[Start INPUT DATA]

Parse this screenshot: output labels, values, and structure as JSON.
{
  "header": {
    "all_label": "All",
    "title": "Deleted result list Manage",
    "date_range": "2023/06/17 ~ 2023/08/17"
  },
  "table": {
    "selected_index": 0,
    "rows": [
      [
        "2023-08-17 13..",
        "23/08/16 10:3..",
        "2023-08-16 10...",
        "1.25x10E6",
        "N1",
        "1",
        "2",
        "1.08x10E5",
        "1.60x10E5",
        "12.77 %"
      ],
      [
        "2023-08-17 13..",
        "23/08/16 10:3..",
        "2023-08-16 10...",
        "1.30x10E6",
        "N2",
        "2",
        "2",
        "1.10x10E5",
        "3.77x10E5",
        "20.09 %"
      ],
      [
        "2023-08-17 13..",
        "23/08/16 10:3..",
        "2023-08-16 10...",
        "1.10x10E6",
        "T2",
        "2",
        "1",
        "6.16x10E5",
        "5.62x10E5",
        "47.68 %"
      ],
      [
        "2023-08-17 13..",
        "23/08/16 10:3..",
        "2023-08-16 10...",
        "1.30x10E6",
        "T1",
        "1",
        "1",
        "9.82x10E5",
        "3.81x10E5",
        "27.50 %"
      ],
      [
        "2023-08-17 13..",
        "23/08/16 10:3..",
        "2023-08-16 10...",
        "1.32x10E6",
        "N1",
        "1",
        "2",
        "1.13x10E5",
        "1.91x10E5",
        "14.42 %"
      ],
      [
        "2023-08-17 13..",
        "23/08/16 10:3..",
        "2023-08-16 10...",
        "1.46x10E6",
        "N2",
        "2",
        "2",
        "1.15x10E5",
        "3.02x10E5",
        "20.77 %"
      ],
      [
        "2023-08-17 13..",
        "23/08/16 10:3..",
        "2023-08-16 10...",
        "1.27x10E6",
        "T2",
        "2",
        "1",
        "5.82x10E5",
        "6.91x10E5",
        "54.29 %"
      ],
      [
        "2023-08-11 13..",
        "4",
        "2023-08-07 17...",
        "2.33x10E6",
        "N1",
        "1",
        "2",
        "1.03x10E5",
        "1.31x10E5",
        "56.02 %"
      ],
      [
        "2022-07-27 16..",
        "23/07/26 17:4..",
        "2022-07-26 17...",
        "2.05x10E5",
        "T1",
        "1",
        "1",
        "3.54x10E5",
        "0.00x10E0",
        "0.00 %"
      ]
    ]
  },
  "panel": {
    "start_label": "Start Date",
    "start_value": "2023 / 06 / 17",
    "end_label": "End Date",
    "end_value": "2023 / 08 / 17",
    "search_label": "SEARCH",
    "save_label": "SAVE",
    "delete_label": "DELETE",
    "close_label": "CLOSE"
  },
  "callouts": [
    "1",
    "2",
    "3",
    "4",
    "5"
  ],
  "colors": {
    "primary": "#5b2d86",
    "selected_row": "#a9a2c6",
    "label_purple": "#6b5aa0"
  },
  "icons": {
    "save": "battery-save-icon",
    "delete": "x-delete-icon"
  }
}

[End INPUT DATA]

§ DIRECTION: Copy all the records above precisely.

§ SOLUTION BELOW:
Parse this screenshot: output labels, values, and structure as JSON.
{
  "header": {
    "all_label": "All",
    "title": "Deleted result list Manage",
    "date_range": "2023/06/17 ~ 2023/08/17"
  },
  "table": {
    "selected_index": 0,
    "rows": [
      [
        "2023-08-17 13..",
        "23/08/16 10:3..",
        "2023-08-16 10...",
        "1.25x10E6",
        "N1",
        "1",
        "2",
        "1.08x10E5",
        "1.60x10E5",
        "12.77 %"
      ],
      [
        "2023-08-17 13..",
        "23/08/16 10:3..",
        "2023-08-16 10...",
        "1.30x10E6",
        "N2",
        "2",
        "2",
        "1.10x10E5",
        "3.77x10E5",
        "20.09 %"
      ],
      [
        "2023-08-17 13..",
        "23/08/16 10:3..",
        "2023-08-16 10...",
        "1.10x10E6",
        "T2",
        "2",
        "1",
        "6.16x10E5",
        "5.62x10E5",
        "47.68 %"
      ],
      [
        "2023-08-17 13..",
        "23/08/16 10:3..",
        "2023-08-16 10...",
        "1.30x10E6",
        "T1",
        "1",
        "1",
        "9.82x10E5",
        "3.81x10E5",
        "27.50 %"
      ],
      [
        "2023-08-17 13..",
        "23/08/16 10:3..",
        "2023-08-16 10...",
        "1.32x10E6",
        "N1",
        "1",
        "2",
        "1.13x10E5",
        "1.91x10E5",
        "14.42 %"
      ],
      [
        "2023-08-17 13..",
        "23/08/16 10:3..",
        "2023-08-16 10...",
        "1.46x10E6",
        "N2",
        "2",
        "2",
        "1.15x10E5",
        "3.02x10E5",
        "20.77 %"
      ],
      [
        "2023-08-17 13..",
        "23/08/16 10:3..",
        "2023-08-16 10...",
        "1.27x10E6",
        "T2",
        "2",
        "1",
        "5.82x10E5",
        "6.91x10E5",
        "54.29 %"
      ],
      [
        "2023-08-11 13..",
        "4",
        "2023-08-07 17...",
        "2.33x10E6",
        "N1",
        "1",
        "2",
        "1.03x10E5",
        "1.31x10E5",
        "56.02 %"
      ],
      [
        "2022-07-27 16..",
        "23/07/26 17:4..",
        "2022-07-26 17...",
        "2.05x10E5",
        "T1",
        "1",
        "1",
        "3.54x10E5",
        "0.00x10E0",
        "0.00 %"
      ]
    ]
  },
  "panel": {
    "start_label": "Start Date",
    "start_value": "2023 / 06 / 17",
    "end_label": "End Date",
    "end_value": "2023 / 08 / 17",
    "search_label": "SEARCH",
    "save_label": "SAVE",
    "delete_label": "DELETE",
    "close_label": "CLOSE"
  },
  "callouts": [
    "1",
    "2",
    "3",
    "4",
    "5"
  ],
  "colors": {
    "primary": "#5b2d86",
    "selected_row": "#a9a2c6",
    "label_purple": "#6b5aa0"
  },
  "icons": {
    "save": "battery-save-icon",
    "delete": "x-delete-icon"
  }
}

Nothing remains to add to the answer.